**OBJECTIVE**
Find the lines containing the word "this" and copy every one of them.

>> begin GIVEN ENTRIES

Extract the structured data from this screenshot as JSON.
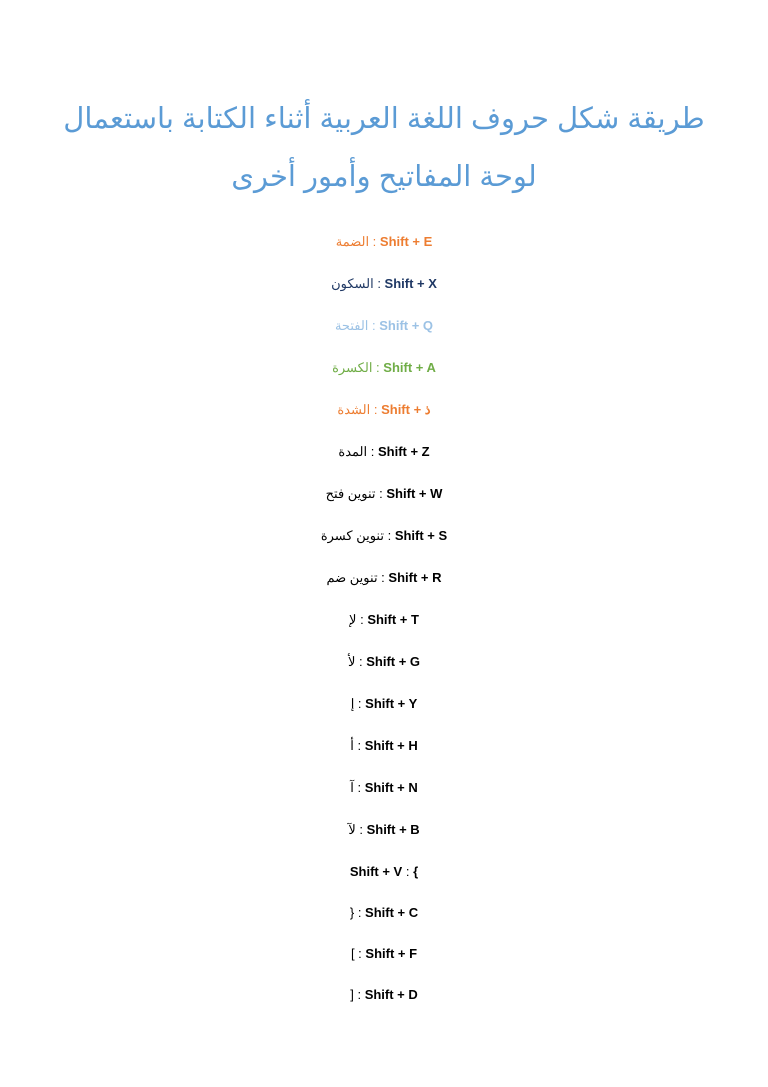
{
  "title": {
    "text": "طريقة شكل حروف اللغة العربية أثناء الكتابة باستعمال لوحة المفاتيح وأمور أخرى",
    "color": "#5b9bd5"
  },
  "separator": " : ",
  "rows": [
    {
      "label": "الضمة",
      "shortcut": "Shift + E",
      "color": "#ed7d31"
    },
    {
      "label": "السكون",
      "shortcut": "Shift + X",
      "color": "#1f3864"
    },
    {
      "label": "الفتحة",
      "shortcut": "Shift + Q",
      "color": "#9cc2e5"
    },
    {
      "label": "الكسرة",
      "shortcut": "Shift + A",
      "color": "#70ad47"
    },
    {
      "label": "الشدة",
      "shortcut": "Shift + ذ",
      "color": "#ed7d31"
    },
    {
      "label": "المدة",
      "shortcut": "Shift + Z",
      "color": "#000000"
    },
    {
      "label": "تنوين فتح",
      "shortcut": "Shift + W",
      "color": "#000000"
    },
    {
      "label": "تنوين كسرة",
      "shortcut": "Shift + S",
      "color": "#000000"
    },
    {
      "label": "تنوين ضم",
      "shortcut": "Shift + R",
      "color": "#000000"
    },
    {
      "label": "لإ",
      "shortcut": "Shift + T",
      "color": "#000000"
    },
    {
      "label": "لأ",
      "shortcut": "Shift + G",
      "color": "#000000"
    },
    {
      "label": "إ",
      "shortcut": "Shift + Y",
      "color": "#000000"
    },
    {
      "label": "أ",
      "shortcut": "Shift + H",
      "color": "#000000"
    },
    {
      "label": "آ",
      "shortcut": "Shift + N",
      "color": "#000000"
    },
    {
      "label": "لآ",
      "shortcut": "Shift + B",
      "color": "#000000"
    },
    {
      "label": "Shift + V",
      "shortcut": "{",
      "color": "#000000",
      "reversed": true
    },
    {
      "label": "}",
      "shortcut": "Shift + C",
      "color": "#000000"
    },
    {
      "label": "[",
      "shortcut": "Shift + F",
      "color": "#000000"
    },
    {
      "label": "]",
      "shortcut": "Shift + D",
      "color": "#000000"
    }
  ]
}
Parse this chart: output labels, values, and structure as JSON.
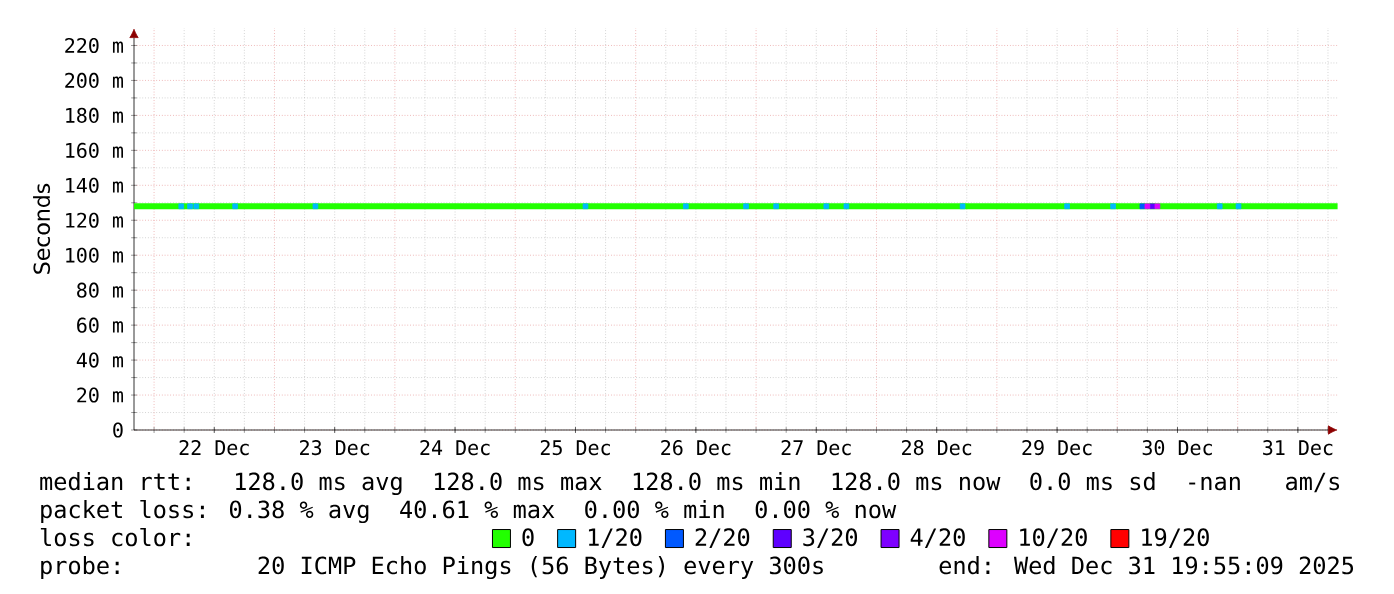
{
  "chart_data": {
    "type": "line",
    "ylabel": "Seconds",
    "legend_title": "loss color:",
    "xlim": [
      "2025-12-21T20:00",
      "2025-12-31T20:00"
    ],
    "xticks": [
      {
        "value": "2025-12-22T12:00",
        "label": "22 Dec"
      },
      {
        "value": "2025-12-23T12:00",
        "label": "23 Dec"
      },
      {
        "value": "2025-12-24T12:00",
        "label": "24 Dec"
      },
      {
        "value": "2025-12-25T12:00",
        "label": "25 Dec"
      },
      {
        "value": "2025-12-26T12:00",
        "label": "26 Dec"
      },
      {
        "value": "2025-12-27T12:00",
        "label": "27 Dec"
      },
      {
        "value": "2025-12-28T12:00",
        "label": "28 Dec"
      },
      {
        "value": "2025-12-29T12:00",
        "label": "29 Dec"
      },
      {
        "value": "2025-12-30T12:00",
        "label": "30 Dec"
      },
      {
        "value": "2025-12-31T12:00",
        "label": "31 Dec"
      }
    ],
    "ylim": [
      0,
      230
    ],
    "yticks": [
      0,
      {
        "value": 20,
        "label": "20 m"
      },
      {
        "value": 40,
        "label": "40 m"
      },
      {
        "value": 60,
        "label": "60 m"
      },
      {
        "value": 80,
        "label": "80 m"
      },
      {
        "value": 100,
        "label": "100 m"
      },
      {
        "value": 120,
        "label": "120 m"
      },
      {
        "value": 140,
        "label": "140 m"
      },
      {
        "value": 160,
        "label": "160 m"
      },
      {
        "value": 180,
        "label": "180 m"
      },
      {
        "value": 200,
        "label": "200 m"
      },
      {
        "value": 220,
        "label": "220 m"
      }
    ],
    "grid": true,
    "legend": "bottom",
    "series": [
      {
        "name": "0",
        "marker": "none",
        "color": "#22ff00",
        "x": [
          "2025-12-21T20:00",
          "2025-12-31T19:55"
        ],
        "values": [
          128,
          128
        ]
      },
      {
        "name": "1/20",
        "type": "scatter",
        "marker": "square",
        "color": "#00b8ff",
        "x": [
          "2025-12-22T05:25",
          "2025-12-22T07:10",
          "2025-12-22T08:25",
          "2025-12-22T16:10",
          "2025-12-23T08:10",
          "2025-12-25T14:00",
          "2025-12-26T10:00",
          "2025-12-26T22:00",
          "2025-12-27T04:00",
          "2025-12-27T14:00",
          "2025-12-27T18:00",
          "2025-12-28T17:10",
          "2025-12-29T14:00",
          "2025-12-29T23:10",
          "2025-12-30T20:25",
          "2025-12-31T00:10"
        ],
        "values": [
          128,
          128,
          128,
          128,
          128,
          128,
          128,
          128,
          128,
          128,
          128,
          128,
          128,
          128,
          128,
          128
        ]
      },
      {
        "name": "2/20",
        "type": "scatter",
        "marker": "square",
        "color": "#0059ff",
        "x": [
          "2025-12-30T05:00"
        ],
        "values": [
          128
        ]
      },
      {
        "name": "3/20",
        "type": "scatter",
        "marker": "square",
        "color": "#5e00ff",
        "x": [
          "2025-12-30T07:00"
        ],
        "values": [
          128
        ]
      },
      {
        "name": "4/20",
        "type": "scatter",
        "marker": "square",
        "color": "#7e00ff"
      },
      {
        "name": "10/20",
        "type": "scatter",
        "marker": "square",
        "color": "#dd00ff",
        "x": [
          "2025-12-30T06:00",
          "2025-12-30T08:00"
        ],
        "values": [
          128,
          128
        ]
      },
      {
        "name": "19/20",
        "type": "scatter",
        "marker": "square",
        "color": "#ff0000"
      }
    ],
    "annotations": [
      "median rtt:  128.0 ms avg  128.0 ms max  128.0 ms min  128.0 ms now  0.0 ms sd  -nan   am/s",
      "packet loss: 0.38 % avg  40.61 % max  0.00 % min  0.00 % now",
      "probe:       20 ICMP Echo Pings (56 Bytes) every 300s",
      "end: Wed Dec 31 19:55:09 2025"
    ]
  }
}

>> end GIVEN ENTRIES

**THE SOLUTION**
Extract the structured data from this screenshot as JSON.
Parse this chart: output labels, values, and structure as JSON.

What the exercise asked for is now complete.